Exercise requirements: Return the listing below word for word.

────────────────────────────────────────

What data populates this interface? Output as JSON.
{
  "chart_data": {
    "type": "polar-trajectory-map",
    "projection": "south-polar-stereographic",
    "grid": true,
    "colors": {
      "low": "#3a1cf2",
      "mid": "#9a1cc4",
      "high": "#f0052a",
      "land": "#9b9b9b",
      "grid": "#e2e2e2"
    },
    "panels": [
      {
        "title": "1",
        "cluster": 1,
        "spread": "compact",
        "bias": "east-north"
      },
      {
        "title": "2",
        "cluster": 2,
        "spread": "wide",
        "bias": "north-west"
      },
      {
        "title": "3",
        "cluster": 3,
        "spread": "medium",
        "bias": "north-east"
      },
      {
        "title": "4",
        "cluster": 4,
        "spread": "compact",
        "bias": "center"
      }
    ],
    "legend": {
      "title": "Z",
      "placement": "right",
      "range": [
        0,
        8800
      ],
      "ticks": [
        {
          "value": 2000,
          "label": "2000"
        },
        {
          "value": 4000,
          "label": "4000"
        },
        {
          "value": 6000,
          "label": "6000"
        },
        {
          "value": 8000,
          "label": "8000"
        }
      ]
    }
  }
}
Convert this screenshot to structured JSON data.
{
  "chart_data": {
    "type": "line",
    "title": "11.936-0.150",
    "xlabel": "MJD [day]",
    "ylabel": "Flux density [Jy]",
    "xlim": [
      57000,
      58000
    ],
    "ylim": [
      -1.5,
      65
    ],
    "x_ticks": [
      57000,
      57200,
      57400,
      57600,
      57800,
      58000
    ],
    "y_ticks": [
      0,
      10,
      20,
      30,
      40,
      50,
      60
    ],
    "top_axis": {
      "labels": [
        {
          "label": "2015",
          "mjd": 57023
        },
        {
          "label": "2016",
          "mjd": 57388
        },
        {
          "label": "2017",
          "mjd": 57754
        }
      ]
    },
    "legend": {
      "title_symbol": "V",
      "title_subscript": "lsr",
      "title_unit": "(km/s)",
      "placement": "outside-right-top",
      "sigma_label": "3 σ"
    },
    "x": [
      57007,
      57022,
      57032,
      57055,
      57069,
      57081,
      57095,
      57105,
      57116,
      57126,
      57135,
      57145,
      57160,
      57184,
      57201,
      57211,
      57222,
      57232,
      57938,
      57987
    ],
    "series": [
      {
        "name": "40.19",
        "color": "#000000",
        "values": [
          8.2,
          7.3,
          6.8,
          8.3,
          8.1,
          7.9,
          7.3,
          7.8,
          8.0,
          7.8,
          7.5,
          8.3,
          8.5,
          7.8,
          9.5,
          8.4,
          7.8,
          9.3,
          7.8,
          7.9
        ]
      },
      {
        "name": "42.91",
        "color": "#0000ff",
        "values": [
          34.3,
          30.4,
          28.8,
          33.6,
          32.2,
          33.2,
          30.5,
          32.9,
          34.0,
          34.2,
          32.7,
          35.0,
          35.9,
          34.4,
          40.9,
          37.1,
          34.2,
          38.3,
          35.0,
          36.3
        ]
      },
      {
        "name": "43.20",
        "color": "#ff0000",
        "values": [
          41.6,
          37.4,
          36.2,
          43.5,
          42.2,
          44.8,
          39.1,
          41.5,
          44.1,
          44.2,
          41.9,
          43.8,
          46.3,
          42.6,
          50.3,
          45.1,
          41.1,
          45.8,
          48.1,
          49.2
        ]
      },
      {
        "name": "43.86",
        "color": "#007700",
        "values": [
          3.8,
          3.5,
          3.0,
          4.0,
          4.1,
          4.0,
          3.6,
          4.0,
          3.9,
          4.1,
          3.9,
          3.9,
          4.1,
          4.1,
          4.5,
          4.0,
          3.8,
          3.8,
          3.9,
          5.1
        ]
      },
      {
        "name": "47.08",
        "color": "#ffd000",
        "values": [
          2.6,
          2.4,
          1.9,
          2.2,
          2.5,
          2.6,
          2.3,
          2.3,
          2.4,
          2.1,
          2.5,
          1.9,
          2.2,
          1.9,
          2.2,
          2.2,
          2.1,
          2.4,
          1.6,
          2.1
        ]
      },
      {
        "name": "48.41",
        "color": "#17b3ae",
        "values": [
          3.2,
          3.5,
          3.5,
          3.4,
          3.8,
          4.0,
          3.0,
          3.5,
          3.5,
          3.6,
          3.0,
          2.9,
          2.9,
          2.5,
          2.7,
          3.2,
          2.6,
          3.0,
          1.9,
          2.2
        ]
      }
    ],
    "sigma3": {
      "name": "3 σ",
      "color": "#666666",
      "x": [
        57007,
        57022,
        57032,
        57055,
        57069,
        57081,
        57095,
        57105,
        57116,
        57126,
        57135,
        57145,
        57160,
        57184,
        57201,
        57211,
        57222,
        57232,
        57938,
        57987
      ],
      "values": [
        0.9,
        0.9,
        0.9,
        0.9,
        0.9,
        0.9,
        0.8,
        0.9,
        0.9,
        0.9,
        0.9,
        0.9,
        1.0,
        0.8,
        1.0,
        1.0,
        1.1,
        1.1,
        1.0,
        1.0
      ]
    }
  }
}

────────────────────────────────────────

Response below:
What data populates this interface? Output as JSON.
{
  "chart_data": {
    "type": "polar-trajectory-map",
    "projection": "south-polar-stereographic",
    "grid": true,
    "colors": {
      "low": "#3a1cf2",
      "mid": "#9a1cc4",
      "high": "#f0052a",
      "land": "#9b9b9b",
      "grid": "#e2e2e2"
    },
    "panels": [
      {
        "title": "1",
        "cluster": 1,
        "spread": "compact",
        "bias": "east-north"
      },
      {
        "title": "2",
        "cluster": 2,
        "spread": "wide",
        "bias": "north-west"
      },
      {
        "title": "3",
        "cluster": 3,
        "spread": "medium",
        "bias": "north-east"
      },
      {
        "title": "4",
        "cluster": 4,
        "spread": "compact",
        "bias": "center"
      }
    ],
    "legend": {
      "title": "Z",
      "placement": "right",
      "range": [
        0,
        8800
      ],
      "ticks": [
        {
          "value": 2000,
          "label": "2000"
        },
        {
          "value": 4000,
          "label": "4000"
        },
        {
          "value": 6000,
          "label": "6000"
        },
        {
          "value": 8000,
          "label": "8000"
        }
      ]
    }
  }
}
Convert this screenshot to structured JSON data.
{
  "chart_data": {
    "type": "line",
    "title": "11.936-0.150",
    "xlabel": "MJD [day]",
    "ylabel": "Flux density [Jy]",
    "xlim": [
      57000,
      58000
    ],
    "ylim": [
      -1.5,
      65
    ],
    "x_ticks": [
      57000,
      57200,
      57400,
      57600,
      57800,
      58000
    ],
    "y_ticks": [
      0,
      10,
      20,
      30,
      40,
      50,
      60
    ],
    "top_axis": {
      "labels": [
        {
          "label": "2015",
          "mjd": 57023
        },
        {
          "label": "2016",
          "mjd": 57388
        },
        {
          "label": "2017",
          "mjd": 57754
        }
      ]
    },
    "legend": {
      "title_symbol": "V",
      "title_subscript": "lsr",
      "title_unit": "(km/s)",
      "placement": "outside-right-top",
      "sigma_label": "3 σ"
    },
    "x": [
      57007,
      57022,
      57032,
      57055,
      57069,
      57081,
      57095,
      57105,
      57116,
      57126,
      57135,
      57145,
      57160,
      57184,
      57201,
      57211,
      57222,
      57232,
      57938,
      57987
    ],
    "series": [
      {
        "name": "40.19",
        "color": "#000000",
        "values": [
          8.2,
          7.3,
          6.8,
          8.3,
          8.1,
          7.9,
          7.3,
          7.8,
          8.0,
          7.8,
          7.5,
          8.3,
          8.5,
          7.8,
          9.5,
          8.4,
          7.8,
          9.3,
          7.8,
          7.9
        ]
      },
      {
        "name": "42.91",
        "color": "#0000ff",
        "values": [
          34.3,
          30.4,
          28.8,
          33.6,
          32.2,
          33.2,
          30.5,
          32.9,
          34.0,
          34.2,
          32.7,
          35.0,
          35.9,
          34.4,
          40.9,
          37.1,
          34.2,
          38.3,
          35.0,
          36.3
        ]
      },
      {
        "name": "43.20",
        "color": "#ff0000",
        "values": [
          41.6,
          37.4,
          36.2,
          43.5,
          42.2,
          44.8,
          39.1,
          41.5,
          44.1,
          44.2,
          41.9,
          43.8,
          46.3,
          42.6,
          50.3,
          45.1,
          41.1,
          45.8,
          48.1,
          49.2
        ]
      },
      {
        "name": "43.86",
        "color": "#007700",
        "values": [
          3.8,
          3.5,
          3.0,
          4.0,
          4.1,
          4.0,
          3.6,
          4.0,
          3.9,
          4.1,
          3.9,
          3.9,
          4.1,
          4.1,
          4.5,
          4.0,
          3.8,
          3.8,
          3.9,
          5.1
        ]
      },
      {
        "name": "47.08",
        "color": "#ffd000",
        "values": [
          2.6,
          2.4,
          1.9,
          2.2,
          2.5,
          2.6,
          2.3,
          2.3,
          2.4,
          2.1,
          2.5,
          1.9,
          2.2,
          1.9,
          2.2,
          2.2,
          2.1,
          2.4,
          1.6,
          2.1
        ]
      },
      {
        "name": "48.41",
        "color": "#17b3ae",
        "values": [
          3.2,
          3.5,
          3.5,
          3.4,
          3.8,
          4.0,
          3.0,
          3.5,
          3.5,
          3.6,
          3.0,
          2.9,
          2.9,
          2.5,
          2.7,
          3.2,
          2.6,
          3.0,
          1.9,
          2.2
        ]
      }
    ],
    "sigma3": {
      "name": "3 σ",
      "color": "#666666",
      "x": [
        57007,
        57022,
        57032,
        57055,
        57069,
        57081,
        57095,
        57105,
        57116,
        57126,
        57135,
        57145,
        57160,
        57184,
        57201,
        57211,
        57222,
        57232,
        57938,
        57987
      ],
      "values": [
        0.9,
        0.9,
        0.9,
        0.9,
        0.9,
        0.9,
        0.8,
        0.9,
        0.9,
        0.9,
        0.9,
        0.9,
        1.0,
        0.8,
        1.0,
        1.0,
        1.1,
        1.1,
        1.0,
        1.0
      ]
    }
  }
}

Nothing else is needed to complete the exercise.